* **Goal**
Please output every line of the material as it stands, without the pictures.

***** Data supplied *****

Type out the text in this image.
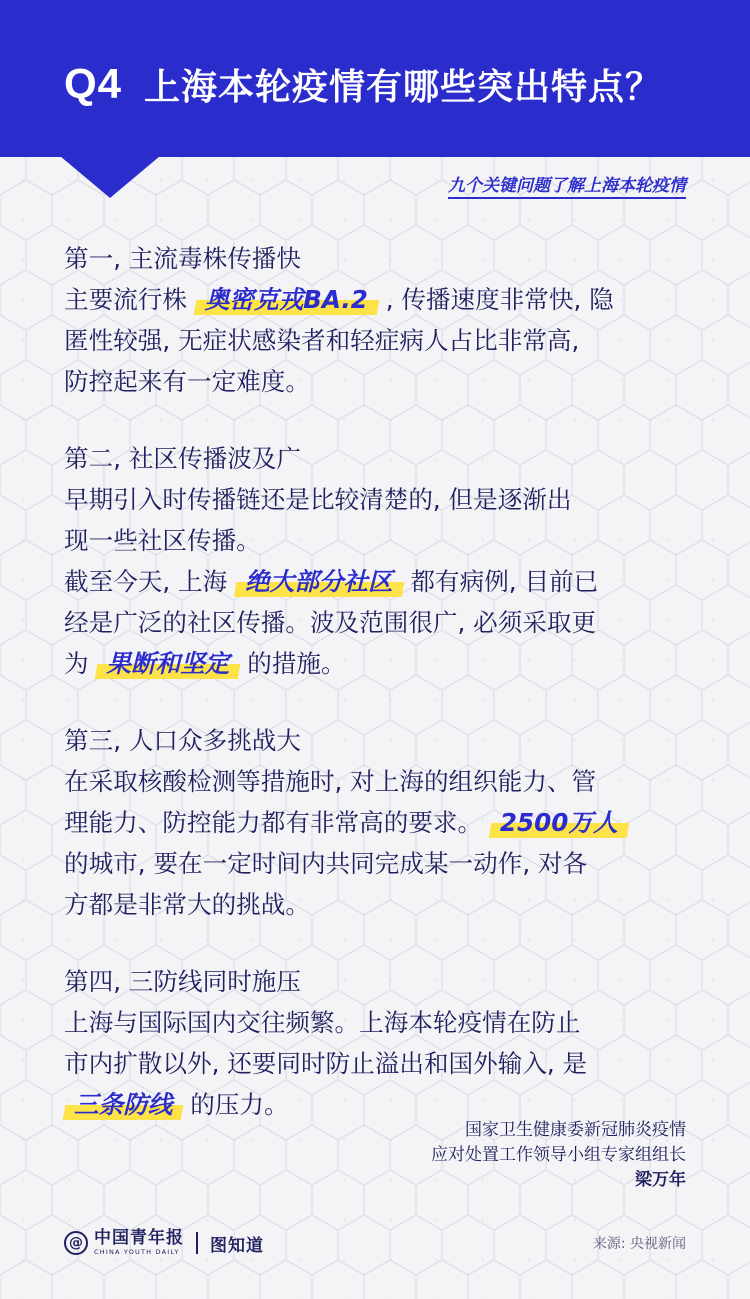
Q4 上海本轮疫情有哪些突出特点？
九个关键问题了解上海本轮疫情
第一, 主流毒株传播快
主要流行株 奥密克戎BA.2 , 传播速度非常快, 隐
匿性较强, 无症状感染者和轻症病人占比非常高,
防控起来有一定难度。
第二, 社区传播波及广
早期引入时传播链还是比较清楚的, 但是逐渐出
现一些社区传播。
截至今天, 上海 绝大部分社区 都有病例, 目前已
经是广泛的社区传播。波及范围很广, 必须采取更
为 果断和坚定 的措施。
第三, 人口众多挑战大
在采取核酸检测等措施时, 对上海的组织能力、管
理能力、防控能力都有非常高的要求。 2500万人
的城市, 要在一定时间内共同完成某一动作, 对各
方都是非常大的挑战。
第四, 三防线同时施压
上海与国际国内交往频繁。上海本轮疫情在防止
市内扩散以外, 还要同时防止溢出和国外输入, 是
三条防线 的压力。
国家卫生健康委新冠肺炎疫情
应对处置工作领导小组专家组组长
梁万年
@ 中国青年报
CHINA YOUTH DAILY 图知道	来源: 央视新闻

*****

* **Solution to the exercise**
Type out the text in this image.
Q4 上海本轮疫情有哪些突出特点？
九个关键问题了解上海本轮疫情
第一, 主流毒株传播快
主要流行株 奥密克戎BA.2 , 传播速度非常快, 隐
匿性较强, 无症状感染者和轻症病人占比非常高,
防控起来有一定难度。
第二, 社区传播波及广
早期引入时传播链还是比较清楚的, 但是逐渐出
现一些社区传播。
截至今天, 上海 绝大部分社区 都有病例, 目前已
经是广泛的社区传播。波及范围很广, 必须采取更
为 果断和坚定 的措施。
第三, 人口众多挑战大
在采取核酸检测等措施时, 对上海的组织能力、管
理能力、防控能力都有非常高的要求。 2500万人
的城市, 要在一定时间内共同完成某一动作, 对各
方都是非常大的挑战。
第四, 三防线同时施压
上海与国际国内交往频繁。上海本轮疫情在防止
市内扩散以外, 还要同时防止溢出和国外输入, 是
三条防线 的压力。
国家卫生健康委新冠肺炎疫情
应对处置工作领导小组专家组组长
梁万年
@ 中国青年报
CHINA YOUTH DAILY 图知道	来源: 央视新闻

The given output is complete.